INSTRUCTIONS TO FOLLOW — Restate the material word for word and leave out anything that is a picture.

(Extracts from a graphics dataset)

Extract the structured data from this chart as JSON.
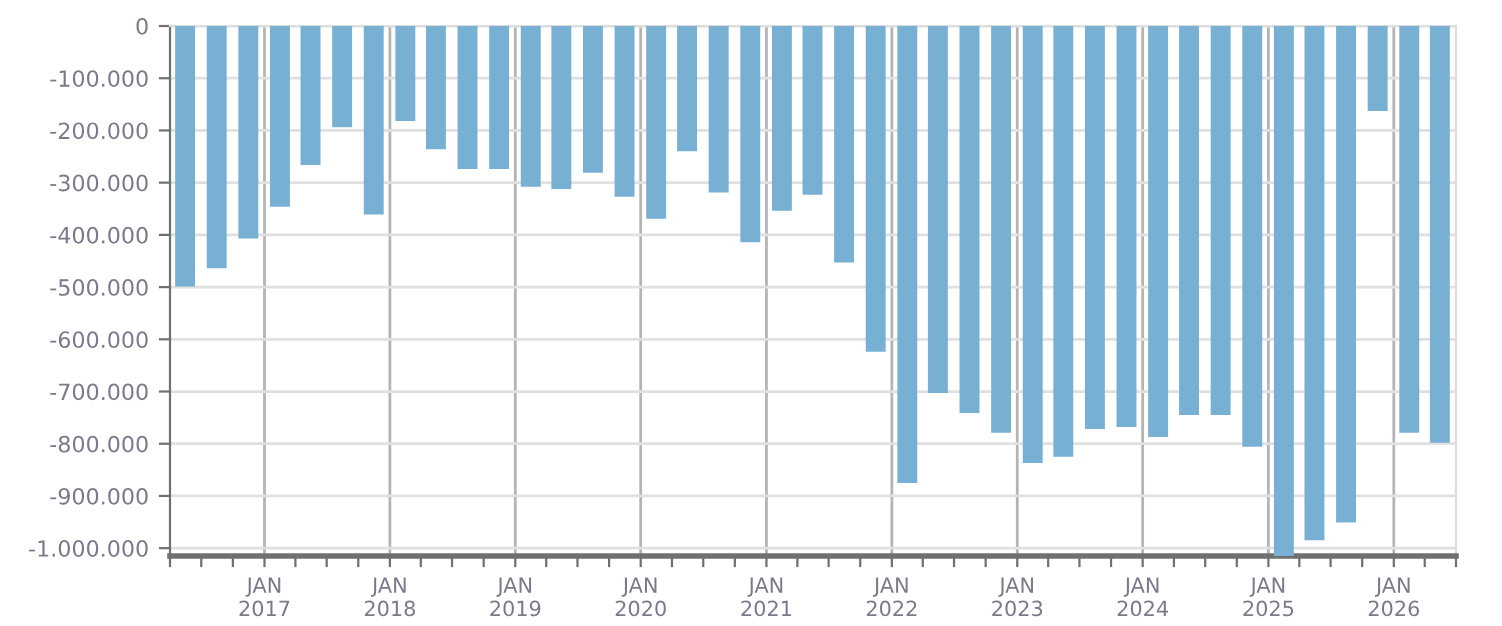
{
  "chart_data": {
    "type": "bar",
    "color": "#78b0d3",
    "x": [
      "2016-05-15",
      "2016-08-15",
      "2016-11-15",
      "2017-02-15",
      "2017-05-15",
      "2017-08-15",
      "2017-11-15",
      "2018-02-15",
      "2018-05-15",
      "2018-08-15",
      "2018-11-15",
      "2019-02-15",
      "2019-05-15",
      "2019-08-15",
      "2019-11-15",
      "2020-02-15",
      "2020-05-15",
      "2020-08-15",
      "2020-11-15",
      "2021-02-15",
      "2021-05-15",
      "2021-08-15",
      "2021-11-15",
      "2022-02-15",
      "2022-05-15",
      "2022-08-15",
      "2022-11-15",
      "2023-02-15",
      "2023-05-15",
      "2023-08-15",
      "2023-11-15",
      "2024-02-15",
      "2024-05-15",
      "2024-08-15",
      "2024-11-15",
      "2025-02-15",
      "2025-05-15",
      "2025-08-15",
      "2025-11-15",
      "2026-02-15",
      "2026-05-15"
    ],
    "values": [
      -499000,
      -464000,
      -407000,
      -346000,
      -266000,
      -194000,
      -361000,
      -182000,
      -236000,
      -274000,
      -274000,
      -308000,
      -312000,
      -281000,
      -327000,
      -369000,
      -240000,
      -319000,
      -414000,
      -354000,
      -323000,
      -453000,
      -624000,
      -875000,
      -703000,
      -741000,
      -779000,
      -837000,
      -825000,
      -772000,
      -768000,
      -787000,
      -745000,
      -745000,
      -806000,
      -1015000,
      -985000,
      -951000,
      -163000,
      -779000,
      -798000
    ],
    "xlim": [
      "2016-04-01",
      "2026-07-01"
    ],
    "xticks": [
      {
        "value": "2016-04-01",
        "label": null
      },
      {
        "value": "2016-07-01",
        "label": null
      },
      {
        "value": "2016-10-01",
        "label": null
      },
      {
        "value": "2017-01-01",
        "label": "JAN\n2017"
      },
      {
        "value": "2017-04-01",
        "label": null
      },
      {
        "value": "2017-07-01",
        "label": null
      },
      {
        "value": "2017-10-01",
        "label": null
      },
      {
        "value": "2018-01-01",
        "label": "JAN\n2018"
      },
      {
        "value": "2018-04-01",
        "label": null
      },
      {
        "value": "2018-07-01",
        "label": null
      },
      {
        "value": "2018-10-01",
        "label": null
      },
      {
        "value": "2019-01-01",
        "label": "JAN\n2019"
      },
      {
        "value": "2019-04-01",
        "label": null
      },
      {
        "value": "2019-07-01",
        "label": null
      },
      {
        "value": "2019-10-01",
        "label": null
      },
      {
        "value": "2020-01-01",
        "label": "JAN\n2020"
      },
      {
        "value": "2020-04-01",
        "label": null
      },
      {
        "value": "2020-07-01",
        "label": null
      },
      {
        "value": "2020-10-01",
        "label": null
      },
      {
        "value": "2021-01-01",
        "label": "JAN\n2021"
      },
      {
        "value": "2021-04-01",
        "label": null
      },
      {
        "value": "2021-07-01",
        "label": null
      },
      {
        "value": "2021-10-01",
        "label": null
      },
      {
        "value": "2022-01-01",
        "label": "JAN\n2022"
      },
      {
        "value": "2022-04-01",
        "label": null
      },
      {
        "value": "2022-07-01",
        "label": null
      },
      {
        "value": "2022-10-01",
        "label": null
      },
      {
        "value": "2023-01-01",
        "label": "JAN\n2023"
      },
      {
        "value": "2023-04-01",
        "label": null
      },
      {
        "value": "2023-07-01",
        "label": null
      },
      {
        "value": "2023-10-01",
        "label": null
      },
      {
        "value": "2024-01-01",
        "label": "JAN\n2024"
      },
      {
        "value": "2024-04-01",
        "label": null
      },
      {
        "value": "2024-07-01",
        "label": null
      },
      {
        "value": "2024-10-01",
        "label": null
      },
      {
        "value": "2025-01-01",
        "label": "JAN\n2025"
      },
      {
        "value": "2025-04-01",
        "label": null
      },
      {
        "value": "2025-07-01",
        "label": null
      },
      {
        "value": "2025-10-01",
        "label": null
      },
      {
        "value": "2026-01-01",
        "label": "JAN\n2026"
      },
      {
        "value": "2026-04-01",
        "label": null
      },
      {
        "value": "2026-07-01",
        "label": null
      }
    ],
    "ylim": [
      -1015000,
      0
    ],
    "yticks": [
      0,
      {
        "value": -100000,
        "label": "-100.000"
      },
      {
        "value": -200000,
        "label": "-200.000"
      },
      {
        "value": -300000,
        "label": "-300.000"
      },
      {
        "value": -400000,
        "label": "-400.000"
      },
      {
        "value": -500000,
        "label": "-500.000"
      },
      {
        "value": -600000,
        "label": "-600.000"
      },
      {
        "value": -700000,
        "label": "-700.000"
      },
      {
        "value": -800000,
        "label": "-800.000"
      },
      {
        "value": -900000,
        "label": "-900.000"
      },
      {
        "value": -1000000,
        "label": "-1.000.000"
      }
    ],
    "grid": true,
    "legend": false
  }
}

THE ANSWER —
Extract the structured data from this chart as JSON.
{
  "chart_data": {
    "type": "bar",
    "color": "#78b0d3",
    "x": [
      "2016-05-15",
      "2016-08-15",
      "2016-11-15",
      "2017-02-15",
      "2017-05-15",
      "2017-08-15",
      "2017-11-15",
      "2018-02-15",
      "2018-05-15",
      "2018-08-15",
      "2018-11-15",
      "2019-02-15",
      "2019-05-15",
      "2019-08-15",
      "2019-11-15",
      "2020-02-15",
      "2020-05-15",
      "2020-08-15",
      "2020-11-15",
      "2021-02-15",
      "2021-05-15",
      "2021-08-15",
      "2021-11-15",
      "2022-02-15",
      "2022-05-15",
      "2022-08-15",
      "2022-11-15",
      "2023-02-15",
      "2023-05-15",
      "2023-08-15",
      "2023-11-15",
      "2024-02-15",
      "2024-05-15",
      "2024-08-15",
      "2024-11-15",
      "2025-02-15",
      "2025-05-15",
      "2025-08-15",
      "2025-11-15",
      "2026-02-15",
      "2026-05-15"
    ],
    "values": [
      -499000,
      -464000,
      -407000,
      -346000,
      -266000,
      -194000,
      -361000,
      -182000,
      -236000,
      -274000,
      -274000,
      -308000,
      -312000,
      -281000,
      -327000,
      -369000,
      -240000,
      -319000,
      -414000,
      -354000,
      -323000,
      -453000,
      -624000,
      -875000,
      -703000,
      -741000,
      -779000,
      -837000,
      -825000,
      -772000,
      -768000,
      -787000,
      -745000,
      -745000,
      -806000,
      -1015000,
      -985000,
      -951000,
      -163000,
      -779000,
      -798000
    ],
    "xlim": [
      "2016-04-01",
      "2026-07-01"
    ],
    "xticks": [
      {
        "value": "2016-04-01",
        "label": null
      },
      {
        "value": "2016-07-01",
        "label": null
      },
      {
        "value": "2016-10-01",
        "label": null
      },
      {
        "value": "2017-01-01",
        "label": "JAN\n2017"
      },
      {
        "value": "2017-04-01",
        "label": null
      },
      {
        "value": "2017-07-01",
        "label": null
      },
      {
        "value": "2017-10-01",
        "label": null
      },
      {
        "value": "2018-01-01",
        "label": "JAN\n2018"
      },
      {
        "value": "2018-04-01",
        "label": null
      },
      {
        "value": "2018-07-01",
        "label": null
      },
      {
        "value": "2018-10-01",
        "label": null
      },
      {
        "value": "2019-01-01",
        "label": "JAN\n2019"
      },
      {
        "value": "2019-04-01",
        "label": null
      },
      {
        "value": "2019-07-01",
        "label": null
      },
      {
        "value": "2019-10-01",
        "label": null
      },
      {
        "value": "2020-01-01",
        "label": "JAN\n2020"
      },
      {
        "value": "2020-04-01",
        "label": null
      },
      {
        "value": "2020-07-01",
        "label": null
      },
      {
        "value": "2020-10-01",
        "label": null
      },
      {
        "value": "2021-01-01",
        "label": "JAN\n2021"
      },
      {
        "value": "2021-04-01",
        "label": null
      },
      {
        "value": "2021-07-01",
        "label": null
      },
      {
        "value": "2021-10-01",
        "label": null
      },
      {
        "value": "2022-01-01",
        "label": "JAN\n2022"
      },
      {
        "value": "2022-04-01",
        "label": null
      },
      {
        "value": "2022-07-01",
        "label": null
      },
      {
        "value": "2022-10-01",
        "label": null
      },
      {
        "value": "2023-01-01",
        "label": "JAN\n2023"
      },
      {
        "value": "2023-04-01",
        "label": null
      },
      {
        "value": "2023-07-01",
        "label": null
      },
      {
        "value": "2023-10-01",
        "label": null
      },
      {
        "value": "2024-01-01",
        "label": "JAN\n2024"
      },
      {
        "value": "2024-04-01",
        "label": null
      },
      {
        "value": "2024-07-01",
        "label": null
      },
      {
        "value": "2024-10-01",
        "label": null
      },
      {
        "value": "2025-01-01",
        "label": "JAN\n2025"
      },
      {
        "value": "2025-04-01",
        "label": null
      },
      {
        "value": "2025-07-01",
        "label": null
      },
      {
        "value": "2025-10-01",
        "label": null
      },
      {
        "value": "2026-01-01",
        "label": "JAN\n2026"
      },
      {
        "value": "2026-04-01",
        "label": null
      },
      {
        "value": "2026-07-01",
        "label": null
      }
    ],
    "ylim": [
      -1015000,
      0
    ],
    "yticks": [
      0,
      {
        "value": -100000,
        "label": "-100.000"
      },
      {
        "value": -200000,
        "label": "-200.000"
      },
      {
        "value": -300000,
        "label": "-300.000"
      },
      {
        "value": -400000,
        "label": "-400.000"
      },
      {
        "value": -500000,
        "label": "-500.000"
      },
      {
        "value": -600000,
        "label": "-600.000"
      },
      {
        "value": -700000,
        "label": "-700.000"
      },
      {
        "value": -800000,
        "label": "-800.000"
      },
      {
        "value": -900000,
        "label": "-900.000"
      },
      {
        "value": -1000000,
        "label": "-1.000.000"
      }
    ],
    "grid": true,
    "legend": false
  }
}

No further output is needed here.